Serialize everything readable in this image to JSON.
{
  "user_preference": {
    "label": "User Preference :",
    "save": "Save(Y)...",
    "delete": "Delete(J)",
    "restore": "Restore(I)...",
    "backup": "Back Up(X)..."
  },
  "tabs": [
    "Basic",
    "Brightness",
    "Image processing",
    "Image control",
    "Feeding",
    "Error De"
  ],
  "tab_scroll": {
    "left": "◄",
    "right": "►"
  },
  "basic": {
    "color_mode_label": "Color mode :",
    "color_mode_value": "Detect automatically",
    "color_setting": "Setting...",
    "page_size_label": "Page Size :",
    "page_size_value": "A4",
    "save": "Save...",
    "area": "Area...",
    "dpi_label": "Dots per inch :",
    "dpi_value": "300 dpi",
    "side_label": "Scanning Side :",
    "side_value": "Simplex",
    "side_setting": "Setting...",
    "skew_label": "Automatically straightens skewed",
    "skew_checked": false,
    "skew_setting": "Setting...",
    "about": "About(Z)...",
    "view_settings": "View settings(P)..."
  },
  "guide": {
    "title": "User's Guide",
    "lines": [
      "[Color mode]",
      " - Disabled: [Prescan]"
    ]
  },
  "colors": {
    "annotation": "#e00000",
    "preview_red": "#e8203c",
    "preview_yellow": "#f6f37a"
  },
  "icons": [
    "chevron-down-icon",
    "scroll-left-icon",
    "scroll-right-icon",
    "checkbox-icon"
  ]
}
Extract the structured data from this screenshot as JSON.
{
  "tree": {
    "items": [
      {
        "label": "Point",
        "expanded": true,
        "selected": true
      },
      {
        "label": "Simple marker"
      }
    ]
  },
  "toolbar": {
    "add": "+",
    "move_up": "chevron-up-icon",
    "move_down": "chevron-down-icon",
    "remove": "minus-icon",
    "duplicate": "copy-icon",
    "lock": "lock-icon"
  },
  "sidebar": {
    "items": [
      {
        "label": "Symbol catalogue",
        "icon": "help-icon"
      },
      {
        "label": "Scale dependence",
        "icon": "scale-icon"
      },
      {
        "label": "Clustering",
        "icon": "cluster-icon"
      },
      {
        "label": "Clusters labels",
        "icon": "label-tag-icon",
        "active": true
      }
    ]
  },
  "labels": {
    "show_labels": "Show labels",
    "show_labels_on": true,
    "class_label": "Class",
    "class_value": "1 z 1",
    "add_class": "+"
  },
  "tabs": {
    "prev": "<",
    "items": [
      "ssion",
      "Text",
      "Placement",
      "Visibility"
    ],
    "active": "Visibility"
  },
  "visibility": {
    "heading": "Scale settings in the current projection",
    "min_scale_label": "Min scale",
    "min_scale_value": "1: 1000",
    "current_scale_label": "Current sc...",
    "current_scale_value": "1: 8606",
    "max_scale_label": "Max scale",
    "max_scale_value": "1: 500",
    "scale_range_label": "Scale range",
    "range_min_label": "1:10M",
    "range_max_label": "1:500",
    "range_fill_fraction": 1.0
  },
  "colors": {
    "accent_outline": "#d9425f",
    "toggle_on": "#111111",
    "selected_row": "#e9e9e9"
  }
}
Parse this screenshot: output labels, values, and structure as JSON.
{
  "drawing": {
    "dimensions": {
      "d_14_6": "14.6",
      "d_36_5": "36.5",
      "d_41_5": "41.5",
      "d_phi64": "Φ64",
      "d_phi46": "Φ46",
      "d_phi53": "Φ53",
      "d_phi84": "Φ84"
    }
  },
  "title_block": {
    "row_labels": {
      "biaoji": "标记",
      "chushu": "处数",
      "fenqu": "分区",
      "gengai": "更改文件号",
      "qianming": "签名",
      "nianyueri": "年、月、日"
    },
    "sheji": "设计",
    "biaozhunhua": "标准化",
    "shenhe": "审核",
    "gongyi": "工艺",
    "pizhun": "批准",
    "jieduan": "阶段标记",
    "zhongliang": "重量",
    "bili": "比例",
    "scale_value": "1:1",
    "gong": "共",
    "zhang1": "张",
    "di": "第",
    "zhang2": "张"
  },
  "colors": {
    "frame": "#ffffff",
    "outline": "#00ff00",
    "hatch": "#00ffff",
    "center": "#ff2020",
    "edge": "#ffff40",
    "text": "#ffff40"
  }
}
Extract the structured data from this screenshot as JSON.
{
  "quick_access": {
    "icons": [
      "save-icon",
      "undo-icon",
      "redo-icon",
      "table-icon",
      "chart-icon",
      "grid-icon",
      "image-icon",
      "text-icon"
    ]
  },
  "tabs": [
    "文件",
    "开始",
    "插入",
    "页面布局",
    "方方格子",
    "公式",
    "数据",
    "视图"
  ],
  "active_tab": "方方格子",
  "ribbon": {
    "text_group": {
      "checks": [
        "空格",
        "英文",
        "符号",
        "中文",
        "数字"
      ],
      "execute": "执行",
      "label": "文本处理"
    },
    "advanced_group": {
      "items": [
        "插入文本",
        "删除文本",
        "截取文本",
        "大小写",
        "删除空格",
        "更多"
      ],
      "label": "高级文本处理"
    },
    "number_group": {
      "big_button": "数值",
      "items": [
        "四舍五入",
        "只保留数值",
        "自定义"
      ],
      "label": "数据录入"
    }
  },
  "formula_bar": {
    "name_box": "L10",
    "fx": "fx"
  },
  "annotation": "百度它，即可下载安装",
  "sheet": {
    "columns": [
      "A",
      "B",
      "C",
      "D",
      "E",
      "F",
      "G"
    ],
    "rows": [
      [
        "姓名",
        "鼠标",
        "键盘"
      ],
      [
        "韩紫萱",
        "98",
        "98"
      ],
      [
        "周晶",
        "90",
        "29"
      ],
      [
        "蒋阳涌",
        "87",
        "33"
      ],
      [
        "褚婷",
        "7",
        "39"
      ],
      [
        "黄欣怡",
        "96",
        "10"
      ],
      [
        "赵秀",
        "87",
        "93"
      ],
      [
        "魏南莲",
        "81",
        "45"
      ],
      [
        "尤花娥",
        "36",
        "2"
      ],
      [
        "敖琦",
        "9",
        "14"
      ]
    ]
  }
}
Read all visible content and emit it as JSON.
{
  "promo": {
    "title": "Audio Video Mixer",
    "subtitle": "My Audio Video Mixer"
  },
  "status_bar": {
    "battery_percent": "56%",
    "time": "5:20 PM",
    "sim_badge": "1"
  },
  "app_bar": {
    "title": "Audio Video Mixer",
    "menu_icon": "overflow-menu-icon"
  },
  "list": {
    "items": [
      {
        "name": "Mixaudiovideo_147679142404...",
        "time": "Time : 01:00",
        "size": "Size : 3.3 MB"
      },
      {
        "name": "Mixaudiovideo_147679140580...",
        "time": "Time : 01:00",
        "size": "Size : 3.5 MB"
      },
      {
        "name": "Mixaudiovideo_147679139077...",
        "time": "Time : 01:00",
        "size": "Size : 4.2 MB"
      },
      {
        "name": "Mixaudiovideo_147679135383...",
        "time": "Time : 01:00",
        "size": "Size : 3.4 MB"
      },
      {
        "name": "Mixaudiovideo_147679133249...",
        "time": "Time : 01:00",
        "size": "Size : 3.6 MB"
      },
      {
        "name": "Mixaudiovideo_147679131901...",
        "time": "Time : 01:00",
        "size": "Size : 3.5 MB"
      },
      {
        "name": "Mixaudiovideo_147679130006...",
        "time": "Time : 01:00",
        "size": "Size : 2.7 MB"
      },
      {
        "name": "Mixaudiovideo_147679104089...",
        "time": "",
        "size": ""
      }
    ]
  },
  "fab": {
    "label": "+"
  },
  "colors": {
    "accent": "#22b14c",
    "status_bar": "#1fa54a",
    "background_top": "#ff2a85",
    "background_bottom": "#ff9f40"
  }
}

= = =

#### Set problem
Output all of the data again, exactly.

#### Response to this exercise
Serialize everything readable in this image to JSON.
{
  "user_preference": {
    "label": "User Preference :",
    "save": "Save(Y)...",
    "delete": "Delete(J)",
    "restore": "Restore(I)...",
    "backup": "Back Up(X)..."
  },
  "tabs": [
    "Basic",
    "Brightness",
    "Image processing",
    "Image control",
    "Feeding",
    "Error De"
  ],
  "tab_scroll": {
    "left": "◄",
    "right": "►"
  },
  "basic": {
    "color_mode_label": "Color mode :",
    "color_mode_value": "Detect automatically",
    "color_setting": "Setting...",
    "page_size_label": "Page Size :",
    "page_size_value": "A4",
    "save": "Save...",
    "area": "Area...",
    "dpi_label": "Dots per inch :",
    "dpi_value": "300 dpi",
    "side_label": "Scanning Side :",
    "side_value": "Simplex",
    "side_setting": "Setting...",
    "skew_label": "Automatically straightens skewed",
    "skew_checked": false,
    "skew_setting": "Setting...",
    "about": "About(Z)...",
    "view_settings": "View settings(P)..."
  },
  "guide": {
    "title": "User's Guide",
    "lines": [
      "[Color mode]",
      " - Disabled: [Prescan]"
    ]
  },
  "colors": {
    "annotation": "#e00000",
    "preview_red": "#e8203c",
    "preview_yellow": "#f6f37a"
  },
  "icons": [
    "chevron-down-icon",
    "scroll-left-icon",
    "scroll-right-icon",
    "checkbox-icon"
  ]
}
Extract the structured data from this screenshot as JSON.
{
  "tree": {
    "items": [
      {
        "label": "Point",
        "expanded": true,
        "selected": true
      },
      {
        "label": "Simple marker"
      }
    ]
  },
  "toolbar": {
    "add": "+",
    "move_up": "chevron-up-icon",
    "move_down": "chevron-down-icon",
    "remove": "minus-icon",
    "duplicate": "copy-icon",
    "lock": "lock-icon"
  },
  "sidebar": {
    "items": [
      {
        "label": "Symbol catalogue",
        "icon": "help-icon"
      },
      {
        "label": "Scale dependence",
        "icon": "scale-icon"
      },
      {
        "label": "Clustering",
        "icon": "cluster-icon"
      },
      {
        "label": "Clusters labels",
        "icon": "label-tag-icon",
        "active": true
      }
    ]
  },
  "labels": {
    "show_labels": "Show labels",
    "show_labels_on": true,
    "class_label": "Class",
    "class_value": "1 z 1",
    "add_class": "+"
  },
  "tabs": {
    "prev": "<",
    "items": [
      "ssion",
      "Text",
      "Placement",
      "Visibility"
    ],
    "active": "Visibility"
  },
  "visibility": {
    "heading": "Scale settings in the current projection",
    "min_scale_label": "Min scale",
    "min_scale_value": "1: 1000",
    "current_scale_label": "Current sc...",
    "current_scale_value": "1: 8606",
    "max_scale_label": "Max scale",
    "max_scale_value": "1: 500",
    "scale_range_label": "Scale range",
    "range_min_label": "1:10M",
    "range_max_label": "1:500",
    "range_fill_fraction": 1.0
  },
  "colors": {
    "accent_outline": "#d9425f",
    "toggle_on": "#111111",
    "selected_row": "#e9e9e9"
  }
}
Parse this screenshot: output labels, values, and structure as JSON.
{
  "drawing": {
    "dimensions": {
      "d_14_6": "14.6",
      "d_36_5": "36.5",
      "d_41_5": "41.5",
      "d_phi64": "Φ64",
      "d_phi46": "Φ46",
      "d_phi53": "Φ53",
      "d_phi84": "Φ84"
    }
  },
  "title_block": {
    "row_labels": {
      "biaoji": "标记",
      "chushu": "处数",
      "fenqu": "分区",
      "gengai": "更改文件号",
      "qianming": "签名",
      "nianyueri": "年、月、日"
    },
    "sheji": "设计",
    "biaozhunhua": "标准化",
    "shenhe": "审核",
    "gongyi": "工艺",
    "pizhun": "批准",
    "jieduan": "阶段标记",
    "zhongliang": "重量",
    "bili": "比例",
    "scale_value": "1:1",
    "gong": "共",
    "zhang1": "张",
    "di": "第",
    "zhang2": "张"
  },
  "colors": {
    "frame": "#ffffff",
    "outline": "#00ff00",
    "hatch": "#00ffff",
    "center": "#ff2020",
    "edge": "#ffff40",
    "text": "#ffff40"
  }
}
Extract the structured data from this screenshot as JSON.
{
  "quick_access": {
    "icons": [
      "save-icon",
      "undo-icon",
      "redo-icon",
      "table-icon",
      "chart-icon",
      "grid-icon",
      "image-icon",
      "text-icon"
    ]
  },
  "tabs": [
    "文件",
    "开始",
    "插入",
    "页面布局",
    "方方格子",
    "公式",
    "数据",
    "视图"
  ],
  "active_tab": "方方格子",
  "ribbon": {
    "text_group": {
      "checks": [
        "空格",
        "英文",
        "符号",
        "中文",
        "数字"
      ],
      "execute": "执行",
      "label": "文本处理"
    },
    "advanced_group": {
      "items": [
        "插入文本",
        "删除文本",
        "截取文本",
        "大小写",
        "删除空格",
        "更多"
      ],
      "label": "高级文本处理"
    },
    "number_group": {
      "big_button": "数值",
      "items": [
        "四舍五入",
        "只保留数值",
        "自定义"
      ],
      "label": "数据录入"
    }
  },
  "formula_bar": {
    "name_box": "L10",
    "fx": "fx"
  },
  "annotation": "百度它，即可下载安装",
  "sheet": {
    "columns": [
      "A",
      "B",
      "C",
      "D",
      "E",
      "F",
      "G"
    ],
    "rows": [
      [
        "姓名",
        "鼠标",
        "键盘"
      ],
      [
        "韩紫萱",
        "98",
        "98"
      ],
      [
        "周晶",
        "90",
        "29"
      ],
      [
        "蒋阳涌",
        "87",
        "33"
      ],
      [
        "褚婷",
        "7",
        "39"
      ],
      [
        "黄欣怡",
        "96",
        "10"
      ],
      [
        "赵秀",
        "87",
        "93"
      ],
      [
        "魏南莲",
        "81",
        "45"
      ],
      [
        "尤花娥",
        "36",
        "2"
      ],
      [
        "敖琦",
        "9",
        "14"
      ]
    ]
  }
}
Read all visible content and emit it as JSON.
{
  "promo": {
    "title": "Audio Video Mixer",
    "subtitle": "My Audio Video Mixer"
  },
  "status_bar": {
    "battery_percent": "56%",
    "time": "5:20 PM",
    "sim_badge": "1"
  },
  "app_bar": {
    "title": "Audio Video Mixer",
    "menu_icon": "overflow-menu-icon"
  },
  "list": {
    "items": [
      {
        "name": "Mixaudiovideo_147679142404...",
        "time": "Time : 01:00",
        "size": "Size : 3.3 MB"
      },
      {
        "name": "Mixaudiovideo_147679140580...",
        "time": "Time : 01:00",
        "size": "Size : 3.5 MB"
      },
      {
        "name": "Mixaudiovideo_147679139077...",
        "time": "Time : 01:00",
        "size": "Size : 4.2 MB"
      },
      {
        "name": "Mixaudiovideo_147679135383...",
        "time": "Time : 01:00",
        "size": "Size : 3.4 MB"
      },
      {
        "name": "Mixaudiovideo_147679133249...",
        "time": "Time : 01:00",
        "size": "Size : 3.6 MB"
      },
      {
        "name": "Mixaudiovideo_147679131901...",
        "time": "Time : 01:00",
        "size": "Size : 3.5 MB"
      },
      {
        "name": "Mixaudiovideo_147679130006...",
        "time": "Time : 01:00",
        "size": "Size : 2.7 MB"
      },
      {
        "name": "Mixaudiovideo_147679104089...",
        "time": "",
        "size": ""
      }
    ]
  },
  "fab": {
    "label": "+"
  },
  "colors": {
    "accent": "#22b14c",
    "status_bar": "#1fa54a",
    "background_top": "#ff2a85",
    "background_bottom": "#ff9f40"
  }
}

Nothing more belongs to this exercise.